STATED GOAL: Exclude the pictures and return every line exactly as written.

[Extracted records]
+++

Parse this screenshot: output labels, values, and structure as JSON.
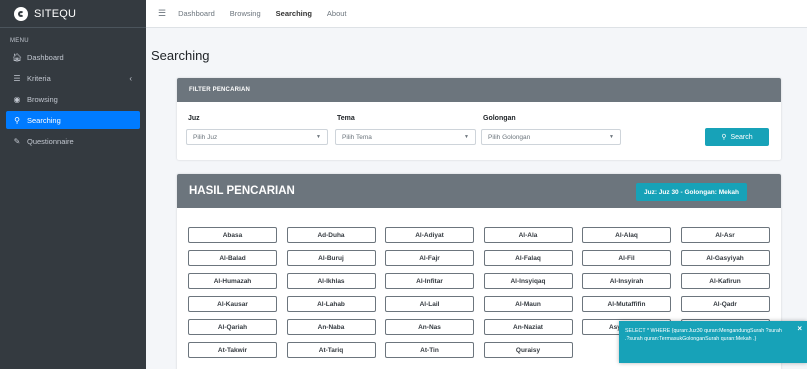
{
  "brand": {
    "name": "SITEQU"
  },
  "sidebar": {
    "menu_header": "MENU",
    "items": [
      {
        "label": "Dashboard",
        "icon": "home-icon"
      },
      {
        "label": "Kriteria",
        "icon": "list-icon"
      },
      {
        "label": "Browsing",
        "icon": "globe-icon"
      },
      {
        "label": "Searching",
        "icon": "search-icon",
        "active": true
      },
      {
        "label": "Questionnaire",
        "icon": "pen-icon"
      }
    ]
  },
  "topbar": {
    "links": [
      "Dashboard",
      "Browsing",
      "Searching",
      "About"
    ],
    "active": "Searching"
  },
  "page": {
    "title": "Searching"
  },
  "filter": {
    "header": "FILTER PENCARIAN",
    "juz": {
      "label": "Juz",
      "placeholder": "Pilih Juz"
    },
    "tema": {
      "label": "Tema",
      "placeholder": "Pilih Tema"
    },
    "golongan": {
      "label": "Golongan",
      "placeholder": "Pilih Golongan"
    },
    "search_label": "Search"
  },
  "result": {
    "header": "HASIL PENCARIAN",
    "badge": "Juz: Juz 30 - Golongan: Mekah",
    "surahs": [
      "Abasa",
      "Ad-Duha",
      "Al-Adiyat",
      "Al-Ala",
      "Al-Alaq",
      "Al-Asr",
      "Al-Balad",
      "Al-Buruj",
      "Al-Fajr",
      "Al-Falaq",
      "Al-Fil",
      "Al-Gasyiyah",
      "Al-Humazah",
      "Al-Ikhlas",
      "Al-Infitar",
      "Al-Insyiqaq",
      "Al-Insyirah",
      "Al-Kafirun",
      "Al-Kausar",
      "Al-Lahab",
      "Al-Lail",
      "Al-Maun",
      "Al-Mutaffifin",
      "Al-Qadr",
      "Al-Qariah",
      "An-Naba",
      "An-Nas",
      "An-Naziat",
      "Asy-Syams",
      "At-Takasur",
      "At-Takwir",
      "At-Tariq",
      "At-Tin",
      "Quraisy"
    ]
  },
  "toast": {
    "text": "SELECT * WHERE {quran:Juz30 quran:MengandungSurah ?surah .?surah quran:TermasukGolonganSurah quran:Mekah .}",
    "close": "×"
  },
  "colors": {
    "accent": "#17a2b8",
    "primary": "#007bff",
    "sidebar": "#343a40",
    "header": "#6c757d"
  }
}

+++

TASK RESPONSE:
Parse this screenshot: output labels, values, and structure as JSON.
{
  "brand": {
    "name": "SITEQU"
  },
  "sidebar": {
    "menu_header": "MENU",
    "items": [
      {
        "label": "Dashboard",
        "icon": "home-icon"
      },
      {
        "label": "Kriteria",
        "icon": "list-icon"
      },
      {
        "label": "Browsing",
        "icon": "globe-icon"
      },
      {
        "label": "Searching",
        "icon": "search-icon",
        "active": true
      },
      {
        "label": "Questionnaire",
        "icon": "pen-icon"
      }
    ]
  },
  "topbar": {
    "links": [
      "Dashboard",
      "Browsing",
      "Searching",
      "About"
    ],
    "active": "Searching"
  },
  "page": {
    "title": "Searching"
  },
  "filter": {
    "header": "FILTER PENCARIAN",
    "juz": {
      "label": "Juz",
      "placeholder": "Pilih Juz"
    },
    "tema": {
      "label": "Tema",
      "placeholder": "Pilih Tema"
    },
    "golongan": {
      "label": "Golongan",
      "placeholder": "Pilih Golongan"
    },
    "search_label": "Search"
  },
  "result": {
    "header": "HASIL PENCARIAN",
    "badge": "Juz: Juz 30 - Golongan: Mekah",
    "surahs": [
      "Abasa",
      "Ad-Duha",
      "Al-Adiyat",
      "Al-Ala",
      "Al-Alaq",
      "Al-Asr",
      "Al-Balad",
      "Al-Buruj",
      "Al-Fajr",
      "Al-Falaq",
      "Al-Fil",
      "Al-Gasyiyah",
      "Al-Humazah",
      "Al-Ikhlas",
      "Al-Infitar",
      "Al-Insyiqaq",
      "Al-Insyirah",
      "Al-Kafirun",
      "Al-Kausar",
      "Al-Lahab",
      "Al-Lail",
      "Al-Maun",
      "Al-Mutaffifin",
      "Al-Qadr",
      "Al-Qariah",
      "An-Naba",
      "An-Nas",
      "An-Naziat",
      "Asy-Syams",
      "At-Takasur",
      "At-Takwir",
      "At-Tariq",
      "At-Tin",
      "Quraisy"
    ]
  },
  "toast": {
    "text": "SELECT * WHERE {quran:Juz30 quran:MengandungSurah ?surah .?surah quran:TermasukGolonganSurah quran:Mekah .}",
    "close": "×"
  },
  "colors": {
    "accent": "#17a2b8",
    "primary": "#007bff",
    "sidebar": "#343a40",
    "header": "#6c757d"
  }
}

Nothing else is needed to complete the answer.